* [STATED TASK]: Every line below should be copied exactly; drop the pictures.
* START ENTRIES SUPPLIED *
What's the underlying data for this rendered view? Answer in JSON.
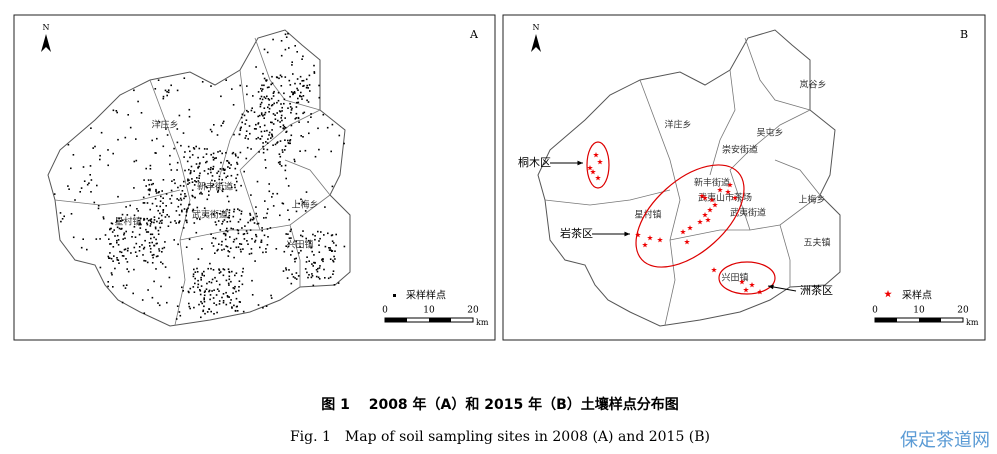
{
  "panels": [
    {
      "letter": "A",
      "north": "N",
      "place_labels": [
        "洋庄乡",
        "星村镇",
        "武夷街道",
        "新丰街道",
        "上梅乡",
        "兴田镇"
      ],
      "legend": "采样样点",
      "scale_labels": [
        0,
        10,
        20
      ],
      "scale_unit": "km"
    },
    {
      "letter": "B",
      "north": "N",
      "place_labels": [
        "洋庄乡",
        "岚谷乡",
        "吴屯乡",
        "崇安街道",
        "新丰街道",
        "武夷山市茶场",
        "武夷街道",
        "星村镇",
        "上梅乡",
        "五夫镇",
        "兴田镇"
      ],
      "annotations": [
        "桐木区",
        "岩茶区",
        "洲茶区"
      ],
      "legend": "采样点",
      "scale_labels": [
        0,
        10,
        20
      ],
      "scale_unit": "km"
    }
  ],
  "caption": {
    "title": "图 1　 2008 年（A）和 2015 年（B）土壤样点分布图",
    "english": "Fig. 1　Map of soil sampling sites in 2008 (A) and 2015 (B)"
  },
  "watermark": "保定茶道网"
}
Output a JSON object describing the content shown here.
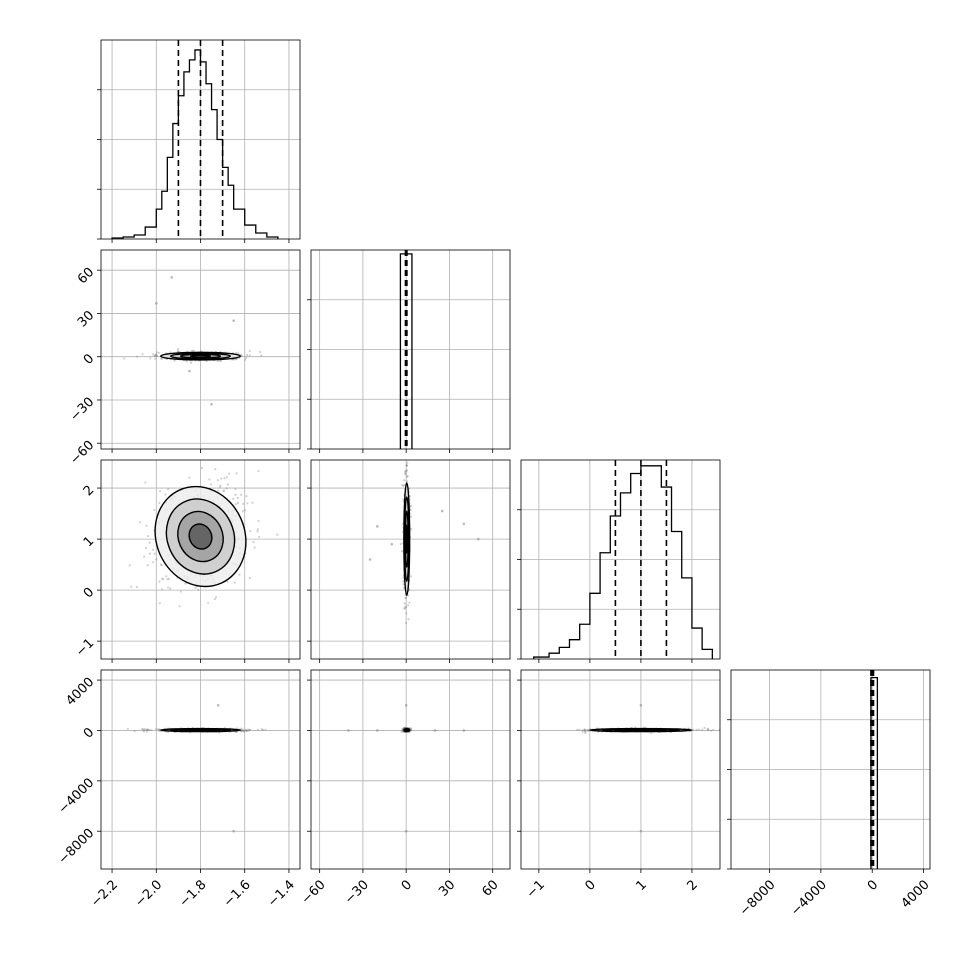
{
  "chart_data": {
    "type": "corner",
    "parameters": [
      {
        "xlim": [
          -2.25,
          -1.35
        ],
        "ticks": [
          -2.2,
          -2.0,
          -1.8,
          -1.6,
          -1.4
        ],
        "tick_labels": [
          "−2.2",
          "−2.0",
          "−1.8",
          "−1.6",
          "−1.4"
        ]
      },
      {
        "xlim": [
          -66,
          72
        ],
        "ticks": [
          -60,
          -30,
          0,
          30,
          60
        ],
        "tick_labels": [
          "−60",
          "−30",
          "0",
          "30",
          "60"
        ]
      },
      {
        "xlim": [
          -1.35,
          2.55
        ],
        "ticks": [
          -1,
          0,
          1,
          2
        ],
        "tick_labels": [
          "−1",
          "0",
          "1",
          "2"
        ]
      },
      {
        "xlim": [
          -11000,
          4500
        ],
        "ticks": [
          -8000,
          -4000,
          0,
          4000
        ],
        "tick_labels": [
          "−8000",
          "−4000",
          "0",
          "4000"
        ]
      }
    ],
    "row_y_axes": [
      {
        "param": 1,
        "ylim": [
          -64,
          74
        ],
        "ticks": [
          -60,
          -30,
          0,
          30,
          60
        ],
        "tick_labels": [
          "−60",
          "−30",
          "0",
          "30",
          "60"
        ]
      },
      {
        "param": 2,
        "ylim": [
          -1.35,
          2.55
        ],
        "ticks": [
          -1,
          0,
          1,
          2
        ],
        "tick_labels": [
          "−1",
          "0",
          "1",
          "2"
        ]
      },
      {
        "param": 3,
        "ylim": [
          -11000,
          4800
        ],
        "ticks": [
          -8000,
          -4000,
          0,
          4000
        ],
        "tick_labels": [
          "−8000",
          "−4000",
          "0",
          "4000"
        ]
      }
    ],
    "diagonal_histograms": [
      {
        "param": 0,
        "bin_edges": [
          -2.2,
          -2.15,
          -2.1,
          -2.05,
          -2.0,
          -1.975,
          -1.95,
          -1.925,
          -1.9,
          -1.875,
          -1.85,
          -1.825,
          -1.8,
          -1.775,
          -1.75,
          -1.725,
          -1.7,
          -1.675,
          -1.65,
          -1.6,
          -1.55,
          -1.5,
          -1.45
        ],
        "counts": [
          0.5,
          1,
          2,
          6,
          15,
          24,
          41,
          58,
          72,
          84,
          90,
          95,
          89,
          78,
          65,
          50,
          36,
          27,
          15,
          7,
          3,
          1
        ],
        "ymax": 100,
        "quantiles": [
          -1.9,
          -1.8,
          -1.7
        ]
      },
      {
        "param": 1,
        "bin_edges": [
          -4,
          0,
          4
        ],
        "counts": [
          100,
          100
        ],
        "ymax": 102,
        "quantiles": [
          -0.5,
          0,
          0.5
        ]
      },
      {
        "param": 2,
        "bin_edges": [
          -1.1,
          -0.8,
          -0.6,
          -0.4,
          -0.2,
          0.0,
          0.2,
          0.4,
          0.6,
          0.8,
          1.0,
          1.2,
          1.4,
          1.6,
          1.8,
          2.0,
          2.2,
          2.4
        ],
        "counts": [
          1,
          3,
          6,
          10,
          18,
          34,
          55,
          74,
          86,
          96,
          100,
          100,
          89,
          66,
          42,
          16,
          5
        ],
        "ymax": 103,
        "quantiles": [
          0.5,
          1.0,
          1.5
        ]
      },
      {
        "param": 3,
        "bin_edges": [
          -100,
          400
        ],
        "counts": [
          100
        ],
        "ymax": 104,
        "quantiles": [
          -100,
          0,
          100
        ]
      }
    ],
    "scatter_panels": [
      {
        "x_param": 0,
        "y_param": 1,
        "center": [
          -1.8,
          0.4
        ],
        "spread": [
          0.09,
          1.3
        ],
        "outliers": [
          [
            -1.93,
            55
          ],
          [
            -2.0,
            37
          ],
          [
            -1.65,
            25
          ],
          [
            -1.75,
            -33
          ],
          [
            -1.85,
            -10
          ]
        ]
      },
      {
        "x_param": 0,
        "y_param": 2,
        "center": [
          -1.8,
          1.05
        ],
        "spread": [
          0.1,
          0.5
        ],
        "outliers": []
      },
      {
        "x_param": 1,
        "y_param": 2,
        "center": [
          0.4,
          1.0
        ],
        "spread": [
          1.0,
          0.55
        ],
        "outliers": [
          [
            -20,
            1.25
          ],
          [
            -10,
            0.9
          ],
          [
            25,
            1.55
          ],
          [
            40,
            1.3
          ],
          [
            50,
            1.0
          ],
          [
            -25,
            0.6
          ]
        ]
      },
      {
        "x_param": 0,
        "y_param": 3,
        "center": [
          -1.8,
          30
        ],
        "spread": [
          0.09,
          60
        ],
        "outliers": [
          [
            -1.72,
            2000
          ],
          [
            -1.65,
            -8000
          ]
        ]
      },
      {
        "x_param": 1,
        "y_param": 3,
        "center": [
          0.4,
          30
        ],
        "spread": [
          1.0,
          60
        ],
        "outliers": [
          [
            -20,
            0
          ],
          [
            20,
            0
          ],
          [
            0,
            2000
          ],
          [
            0,
            -8000
          ],
          [
            -40,
            0
          ],
          [
            40,
            0
          ]
        ]
      },
      {
        "x_param": 2,
        "y_param": 3,
        "center": [
          1.0,
          30
        ],
        "spread": [
          0.5,
          60
        ],
        "outliers": [
          [
            1.0,
            2000
          ],
          [
            1.0,
            -8000
          ]
        ]
      }
    ],
    "grid": true
  }
}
* END ENTRIES SUPPLIED *
* [OUTPUT BELOW]:
What's the underlying data for this rendered view? Answer in JSON.
{
  "panels": [
    {
      "letter": "A",
      "north": "N",
      "place_labels": [
        "洋庄乡",
        "星村镇",
        "武夷街道",
        "新丰街道",
        "上梅乡",
        "兴田镇"
      ],
      "legend": "采样样点",
      "scale_labels": [
        0,
        10,
        20
      ],
      "scale_unit": "km"
    },
    {
      "letter": "B",
      "north": "N",
      "place_labels": [
        "洋庄乡",
        "岚谷乡",
        "吴屯乡",
        "崇安街道",
        "新丰街道",
        "武夷山市茶场",
        "武夷街道",
        "星村镇",
        "上梅乡",
        "五夫镇",
        "兴田镇"
      ],
      "annotations": [
        "桐木区",
        "岩茶区",
        "洲茶区"
      ],
      "legend": "采样点",
      "scale_labels": [
        0,
        10,
        20
      ],
      "scale_unit": "km"
    }
  ],
  "caption": {
    "title": "图 1　 2008 年（A）和 2015 年（B）土壤样点分布图",
    "english": "Fig. 1　Map of soil sampling sites in 2008 (A) and 2015 (B)"
  },
  "watermark": "保定茶道网"
}
Output a JSON object describing the content shown here.
{
  "chart_data": {
    "type": "corner",
    "parameters": [
      {
        "xlim": [
          -2.25,
          -1.35
        ],
        "ticks": [
          -2.2,
          -2.0,
          -1.8,
          -1.6,
          -1.4
        ],
        "tick_labels": [
          "−2.2",
          "−2.0",
          "−1.8",
          "−1.6",
          "−1.4"
        ]
      },
      {
        "xlim": [
          -66,
          72
        ],
        "ticks": [
          -60,
          -30,
          0,
          30,
          60
        ],
        "tick_labels": [
          "−60",
          "−30",
          "0",
          "30",
          "60"
        ]
      },
      {
        "xlim": [
          -1.35,
          2.55
        ],
        "ticks": [
          -1,
          0,
          1,
          2
        ],
        "tick_labels": [
          "−1",
          "0",
          "1",
          "2"
        ]
      },
      {
        "xlim": [
          -11000,
          4500
        ],
        "ticks": [
          -8000,
          -4000,
          0,
          4000
        ],
        "tick_labels": [
          "−8000",
          "−4000",
          "0",
          "4000"
        ]
      }
    ],
    "row_y_axes": [
      {
        "param": 1,
        "ylim": [
          -64,
          74
        ],
        "ticks": [
          -60,
          -30,
          0,
          30,
          60
        ],
        "tick_labels": [
          "−60",
          "−30",
          "0",
          "30",
          "60"
        ]
      },
      {
        "param": 2,
        "ylim": [
          -1.35,
          2.55
        ],
        "ticks": [
          -1,
          0,
          1,
          2
        ],
        "tick_labels": [
          "−1",
          "0",
          "1",
          "2"
        ]
      },
      {
        "param": 3,
        "ylim": [
          -11000,
          4800
        ],
        "ticks": [
          -8000,
          -4000,
          0,
          4000
        ],
        "tick_labels": [
          "−8000",
          "−4000",
          "0",
          "4000"
        ]
      }
    ],
    "diagonal_histograms": [
      {
        "param": 0,
        "bin_edges": [
          -2.2,
          -2.15,
          -2.1,
          -2.05,
          -2.0,
          -1.975,
          -1.95,
          -1.925,
          -1.9,
          -1.875,
          -1.85,
          -1.825,
          -1.8,
          -1.775,
          -1.75,
          -1.725,
          -1.7,
          -1.675,
          -1.65,
          -1.6,
          -1.55,
          -1.5,
          -1.45
        ],
        "counts": [
          0.5,
          1,
          2,
          6,
          15,
          24,
          41,
          58,
          72,
          84,
          90,
          95,
          89,
          78,
          65,
          50,
          36,
          27,
          15,
          7,
          3,
          1
        ],
        "ymax": 100,
        "quantiles": [
          -1.9,
          -1.8,
          -1.7
        ]
      },
      {
        "param": 1,
        "bin_edges": [
          -4,
          0,
          4
        ],
        "counts": [
          100,
          100
        ],
        "ymax": 102,
        "quantiles": [
          -0.5,
          0,
          0.5
        ]
      },
      {
        "param": 2,
        "bin_edges": [
          -1.1,
          -0.8,
          -0.6,
          -0.4,
          -0.2,
          0.0,
          0.2,
          0.4,
          0.6,
          0.8,
          1.0,
          1.2,
          1.4,
          1.6,
          1.8,
          2.0,
          2.2,
          2.4
        ],
        "counts": [
          1,
          3,
          6,
          10,
          18,
          34,
          55,
          74,
          86,
          96,
          100,
          100,
          89,
          66,
          42,
          16,
          5
        ],
        "ymax": 103,
        "quantiles": [
          0.5,
          1.0,
          1.5
        ]
      },
      {
        "param": 3,
        "bin_edges": [
          -100,
          400
        ],
        "counts": [
          100
        ],
        "ymax": 104,
        "quantiles": [
          -100,
          0,
          100
        ]
      }
    ],
    "scatter_panels": [
      {
        "x_param": 0,
        "y_param": 1,
        "center": [
          -1.8,
          0.4
        ],
        "spread": [
          0.09,
          1.3
        ],
        "outliers": [
          [
            -1.93,
            55
          ],
          [
            -2.0,
            37
          ],
          [
            -1.65,
            25
          ],
          [
            -1.75,
            -33
          ],
          [
            -1.85,
            -10
          ]
        ]
      },
      {
        "x_param": 0,
        "y_param": 2,
        "center": [
          -1.8,
          1.05
        ],
        "spread": [
          0.1,
          0.5
        ],
        "outliers": []
      },
      {
        "x_param": 1,
        "y_param": 2,
        "center": [
          0.4,
          1.0
        ],
        "spread": [
          1.0,
          0.55
        ],
        "outliers": [
          [
            -20,
            1.25
          ],
          [
            -10,
            0.9
          ],
          [
            25,
            1.55
          ],
          [
            40,
            1.3
          ],
          [
            50,
            1.0
          ],
          [
            -25,
            0.6
          ]
        ]
      },
      {
        "x_param": 0,
        "y_param": 3,
        "center": [
          -1.8,
          30
        ],
        "spread": [
          0.09,
          60
        ],
        "outliers": [
          [
            -1.72,
            2000
          ],
          [
            -1.65,
            -8000
          ]
        ]
      },
      {
        "x_param": 1,
        "y_param": 3,
        "center": [
          0.4,
          30
        ],
        "spread": [
          1.0,
          60
        ],
        "outliers": [
          [
            -20,
            0
          ],
          [
            20,
            0
          ],
          [
            0,
            2000
          ],
          [
            0,
            -8000
          ],
          [
            -40,
            0
          ],
          [
            40,
            0
          ]
        ]
      },
      {
        "x_param": 2,
        "y_param": 3,
        "center": [
          1.0,
          30
        ],
        "spread": [
          0.5,
          60
        ],
        "outliers": [
          [
            1.0,
            2000
          ],
          [
            1.0,
            -8000
          ]
        ]
      }
    ],
    "grid": true
  }
}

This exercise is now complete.